The request:
Reproduce all of the records below, substituting "bullet-marker" for every occurrence of "bullet-icon" and leaving everything else unchanged; omit the pictures.
- - - - -
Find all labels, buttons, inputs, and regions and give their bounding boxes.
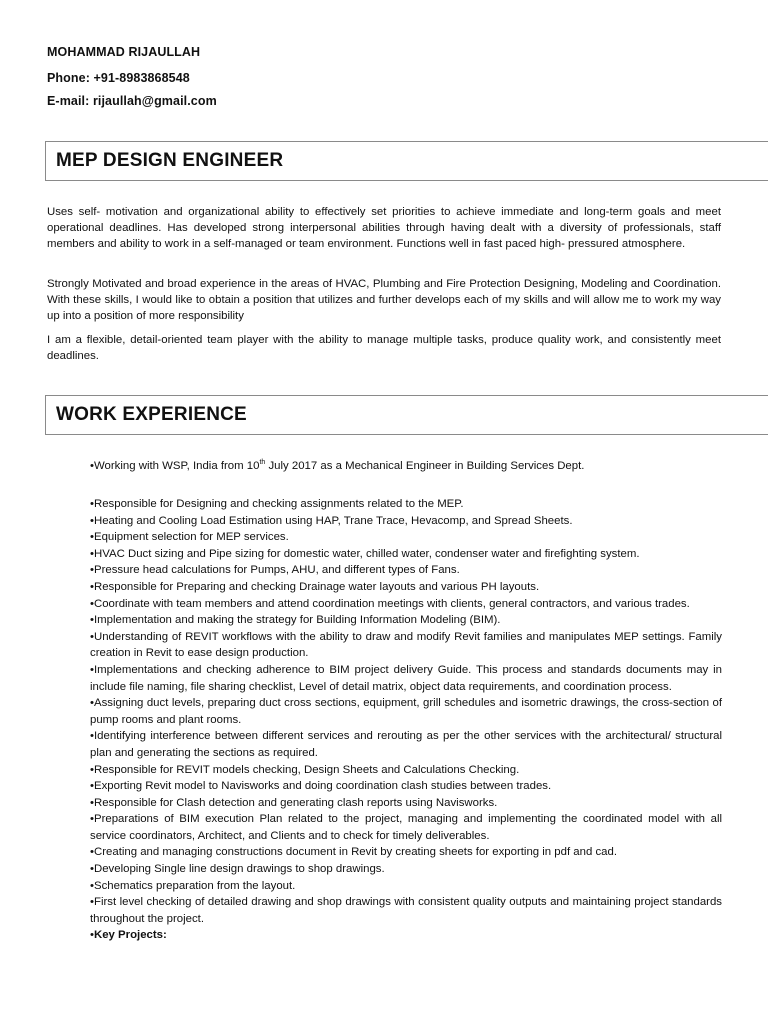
list-item (90, 762, 722, 779)
list-item (90, 894, 722, 927)
list-item-text: Understanding of REVIT workflows with the ability to draw and modify Revit families and manipulates MEP settings. Family creation in Revit to ease design production. (90, 630, 722, 660)
employment-item (90, 458, 722, 475)
list-item-text: Creating and managing constructions document in Revit by creating sheets for exporting in pdf and cad. (94, 846, 618, 859)
list-item (90, 612, 722, 629)
list-item (90, 496, 722, 513)
list-item-text: Responsible for Preparing and checking Drainage water layouts and various PH layouts. (94, 580, 540, 593)
bullet-icon: • (90, 813, 94, 826)
bullet-icon: • (90, 929, 94, 942)
list-item-text: Equipment selection for MEP services. (94, 531, 289, 544)
list-item (90, 795, 722, 812)
employment-line (90, 458, 722, 475)
list-item (90, 629, 722, 662)
list-item (90, 529, 722, 546)
list-item-text: Responsible for Clash detection and generating clash reports using Navisworks. (94, 796, 498, 809)
list-item-text: Implementation and making the strategy for Building Information Modeling (BIM). (94, 614, 501, 627)
bullet-icon: • (90, 846, 94, 859)
list-item-text: Responsible for REVIT models checking, Design Sheets and Calculations Checking. (94, 763, 520, 776)
list-item (90, 695, 722, 728)
list-item (90, 728, 722, 761)
list-item-text: Identifying interference between different services and rerouting as per the other services with the architectural/ structural plan and generating the sections as required. (90, 730, 722, 759)
list-item-text: Preparations of BIM execution Plan related to the project, managing and implementing the coordinated model with all service coordinators, Architect, and Clients and to check for timely deliverables. (90, 813, 722, 842)
list-item (90, 579, 722, 596)
bullet-icon: • (90, 697, 94, 710)
bullet-icon: • (90, 630, 94, 643)
bullet-icon: • (90, 514, 94, 527)
bullet-icon: • (90, 780, 94, 793)
bullet-icon: • (90, 460, 94, 472)
list-item (90, 546, 722, 563)
bullet-icon: • (90, 896, 94, 909)
summary-paragraph-3: I am a flexible, detail-oriented team player with the ability to manage multiple tasks, produce quality work, and consistently meet deadlines. (47, 334, 721, 362)
bullet-icon: • (90, 580, 94, 593)
key-projects-heading (90, 927, 722, 944)
bullet-icon: • (90, 597, 94, 610)
bullet-icon: • (90, 763, 94, 776)
responsibility-list (90, 496, 722, 944)
bullet-icon: • (90, 863, 94, 876)
bullet-icon: • (90, 879, 94, 892)
list-item-text: Developing Single line design drawings to shop drawings. (94, 863, 385, 876)
list-item (90, 662, 722, 695)
work-experience-title: WORK EXPERIENCE (56, 404, 247, 425)
bullet-icon: • (90, 730, 94, 743)
bullet-icon: • (90, 564, 94, 577)
list-item-text: Exporting Revit model to Navisworks and doing coordination clash studies between trades. (94, 780, 552, 793)
list-item-text: Schematics preparation from the layout. (94, 879, 296, 892)
bullet-icon: • (90, 498, 94, 510)
list-item-text: First level checking of detailed drawing and shop drawings with consistent quality outputs and maintaining project standards throughout the project. (90, 896, 722, 925)
work-experience-title-box (45, 395, 768, 435)
email-line: E-mail: rijaullah@gmail.com (47, 94, 217, 108)
bullet-icon: • (90, 531, 94, 544)
list-item-text: Heating and Cooling Load Estimation using HAP, Trane Trace, Hevacomp, and Spread Sheets. (94, 514, 573, 527)
list-item-text: Coordinate with team members and attend coordination meetings with clients, general contractors, and various trades. (94, 597, 690, 610)
list-item (90, 861, 722, 878)
phone-line: Phone: +91-8983868548 (47, 71, 190, 85)
summary-paragraph-2: Strongly Motivated and broad experience in the areas of HVAC, Plumbing and Fire Protection Designing, Modeling and Coordination. With these skills, I would like to obtain a position that utilizes and further develops each of my skills and will allow me to work my way up into a position of more responsibility (47, 278, 721, 322)
list-item (90, 844, 722, 861)
list-item (90, 811, 722, 844)
employment-text-start: Working with WSP, India from 10 (94, 460, 260, 472)
bullet-icon: • (90, 663, 94, 676)
list-item-text: Pressure head calculations for Pumps, AHU, and different types of Fans. (94, 564, 460, 577)
list-item-text: Assigning duct levels, preparing duct cross sections, equipment, grill schedules and isometric drawings, the cross-section of pump rooms and plant rooms. (90, 697, 722, 726)
list-item (90, 878, 722, 895)
key-projects-label: Key Projects: (94, 929, 167, 942)
employment-date-suffix: th (259, 459, 266, 467)
list-item-text: Implementations and checking adherence to BIM project delivery Guide. This process and standards documents may in include file naming, file sharing checklist, Level of detail matrix, object data requirements, and coordination process. (90, 663, 722, 693)
list-item (90, 596, 722, 613)
bullet-icon: • (90, 796, 94, 809)
mep-title-box (45, 141, 768, 181)
list-item (90, 562, 722, 579)
bullet-icon: • (90, 614, 94, 627)
employment-text-end: July 2017 as a Mechanical Engineer in Building Services Dept. (265, 460, 585, 472)
summary-paragraph-1: Uses self- motivation and organizational ability to effectively set priorities to achieve immediate and long-term goals and meet operational deadlines. Has developed strong interpersonal abilities through having dealt with a diversity of professionals, staff members and ability to work in a self-managed or team environment. Functions well in fast paced high- pressured atmosphere. (47, 206, 721, 250)
mep-title: MEP DESIGN ENGINEER (56, 150, 284, 171)
list-item-text: HVAC Duct sizing and Pipe sizing for domestic water, chilled water, condenser water and firefighting system. (94, 547, 640, 560)
candidate-name: MOHAMMAD RIJAULLAH (47, 45, 201, 59)
bullet-icon: • (90, 547, 94, 560)
list-item (90, 513, 722, 530)
list-item (90, 778, 722, 795)
list-item-text: Responsible for Designing and checking assignments related to the MEP. (94, 498, 464, 510)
- - - - -
Solution for this task:
Find all labels, buttons, inputs, and regions and give their bounding boxes.
list-item (90, 762, 722, 779)
list-item (90, 894, 722, 927)
list-item-text: Understanding of REVIT workflows with the ability to draw and modify Revit families and manipulates MEP settings. Family creation in Revit to ease design production. (90, 630, 722, 660)
employment-item (90, 458, 722, 475)
list-item-text: Creating and managing constructions document in Revit by creating sheets for exporting in pdf and cad. (94, 846, 618, 859)
list-item (90, 612, 722, 629)
list-item (90, 496, 722, 513)
list-item-text: Responsible for Preparing and checking Drainage water layouts and various PH layouts. (94, 580, 540, 593)
bullet-marker: • (90, 813, 94, 826)
bullet-marker: • (90, 929, 94, 942)
list-item-text: Equipment selection for MEP services. (94, 531, 289, 544)
list-item (90, 795, 722, 812)
employment-line (90, 458, 722, 475)
list-item (90, 629, 722, 662)
list-item (90, 529, 722, 546)
list-item-text: Responsible for Clash detection and generating clash reports using Navisworks. (94, 796, 498, 809)
list-item-text: Implementation and making the strategy for Building Information Modeling (BIM). (94, 614, 501, 627)
bullet-marker: • (90, 846, 94, 859)
list-item-text: Responsible for REVIT models checking, Design Sheets and Calculations Checking. (94, 763, 520, 776)
list-item (90, 695, 722, 728)
list-item (90, 728, 722, 761)
list-item-text: Identifying interference between different services and rerouting as per the other services with the architectural/ structural plan and generating the sections as required. (90, 730, 722, 759)
list-item-text: Preparations of BIM execution Plan related to the project, managing and implementing the coordinated model with all service coordinators, Architect, and Clients and to check for timely deliverables. (90, 813, 722, 842)
list-item (90, 579, 722, 596)
bullet-marker: • (90, 697, 94, 710)
bullet-marker: • (90, 630, 94, 643)
bullet-marker: • (90, 514, 94, 527)
bullet-marker: • (90, 780, 94, 793)
bullet-marker: • (90, 460, 94, 472)
list-item (90, 546, 722, 563)
bullet-marker: • (90, 896, 94, 909)
summary-paragraph-3: I am a flexible, detail-oriented team player with the ability to manage multiple tasks, produce quality work, and consistently meet deadlines. (47, 334, 721, 362)
bullet-marker: • (90, 580, 94, 593)
key-projects-heading (90, 927, 722, 944)
bullet-marker: • (90, 597, 94, 610)
bullet-marker: • (90, 763, 94, 776)
responsibility-list (90, 496, 722, 944)
bullet-marker: • (90, 863, 94, 876)
bullet-marker: • (90, 879, 94, 892)
list-item-text: Developing Single line design drawings to shop drawings. (94, 863, 385, 876)
list-item (90, 662, 722, 695)
work-experience-title: WORK EXPERIENCE (56, 404, 247, 425)
bullet-marker: • (90, 730, 94, 743)
bullet-marker: • (90, 564, 94, 577)
list-item-text: Exporting Revit model to Navisworks and doing coordination clash studies between trades. (94, 780, 552, 793)
list-item-text: Schematics preparation from the layout. (94, 879, 296, 892)
bullet-marker: • (90, 498, 94, 510)
list-item-text: First level checking of detailed drawing and shop drawings with consistent quality outputs and maintaining project standards throughout the project. (90, 896, 722, 925)
work-experience-title-box (45, 395, 768, 435)
email-line: E-mail: rijaullah@gmail.com (47, 94, 217, 108)
bullet-marker: • (90, 531, 94, 544)
list-item-text: Heating and Cooling Load Estimation using HAP, Trane Trace, Hevacomp, and Spread Sheets. (94, 514, 573, 527)
list-item-text: Coordinate with team members and attend coordination meetings with clients, general contractors, and various trades. (94, 597, 690, 610)
list-item (90, 861, 722, 878)
phone-line: Phone: +91-8983868548 (47, 71, 190, 85)
summary-paragraph-2: Strongly Motivated and broad experience in the areas of HVAC, Plumbing and Fire Protection Designing, Modeling and Coordination. With these skills, I would like to obtain a position that utilizes and further develops each of my skills and will allow me to work my way up into a position of more responsibility (47, 278, 721, 322)
list-item (90, 844, 722, 861)
list-item (90, 811, 722, 844)
employment-text-start: Working with WSP, India from 10 (94, 460, 260, 472)
bullet-marker: • (90, 663, 94, 676)
list-item-text: Pressure head calculations for Pumps, AHU, and different types of Fans. (94, 564, 460, 577)
list-item-text: Assigning duct levels, preparing duct cross sections, equipment, grill schedules and isometric drawings, the cross-section of pump rooms and plant rooms. (90, 697, 722, 726)
list-item (90, 878, 722, 895)
key-projects-label: Key Projects: (94, 929, 167, 942)
employment-date-suffix: th (259, 459, 266, 467)
list-item-text: Implementations and checking adherence to BIM project delivery Guide. This process and standards documents may in include file naming, file sharing checklist, Level of detail matrix, object data requirements, and coordination process. (90, 663, 722, 693)
list-item (90, 596, 722, 613)
bullet-marker: • (90, 796, 94, 809)
mep-title-box (45, 141, 768, 181)
list-item (90, 562, 722, 579)
bullet-marker: • (90, 614, 94, 627)
employment-text-end: July 2017 as a Mechanical Engineer in Building Services Dept. (265, 460, 585, 472)
summary-paragraph-1: Uses self- motivation and organizational ability to effectively set priorities to achieve immediate and long-term goals and meet operational deadlines. Has developed strong interpersonal abilities through having dealt with a diversity of professionals, staff members and ability to work in a self-managed or team environment. Functions well in fast paced high- pressured atmosphere. (47, 206, 721, 250)
mep-title: MEP DESIGN ENGINEER (56, 150, 284, 171)
list-item-text: HVAC Duct sizing and Pipe sizing for domestic water, chilled water, condenser water and firefighting system. (94, 547, 640, 560)
candidate-name: MOHAMMAD RIJAULLAH (47, 45, 201, 59)
bullet-marker: • (90, 547, 94, 560)
list-item (90, 513, 722, 530)
list-item (90, 778, 722, 795)
list-item-text: Responsible for Designing and checking assignments related to the MEP. (94, 498, 464, 510)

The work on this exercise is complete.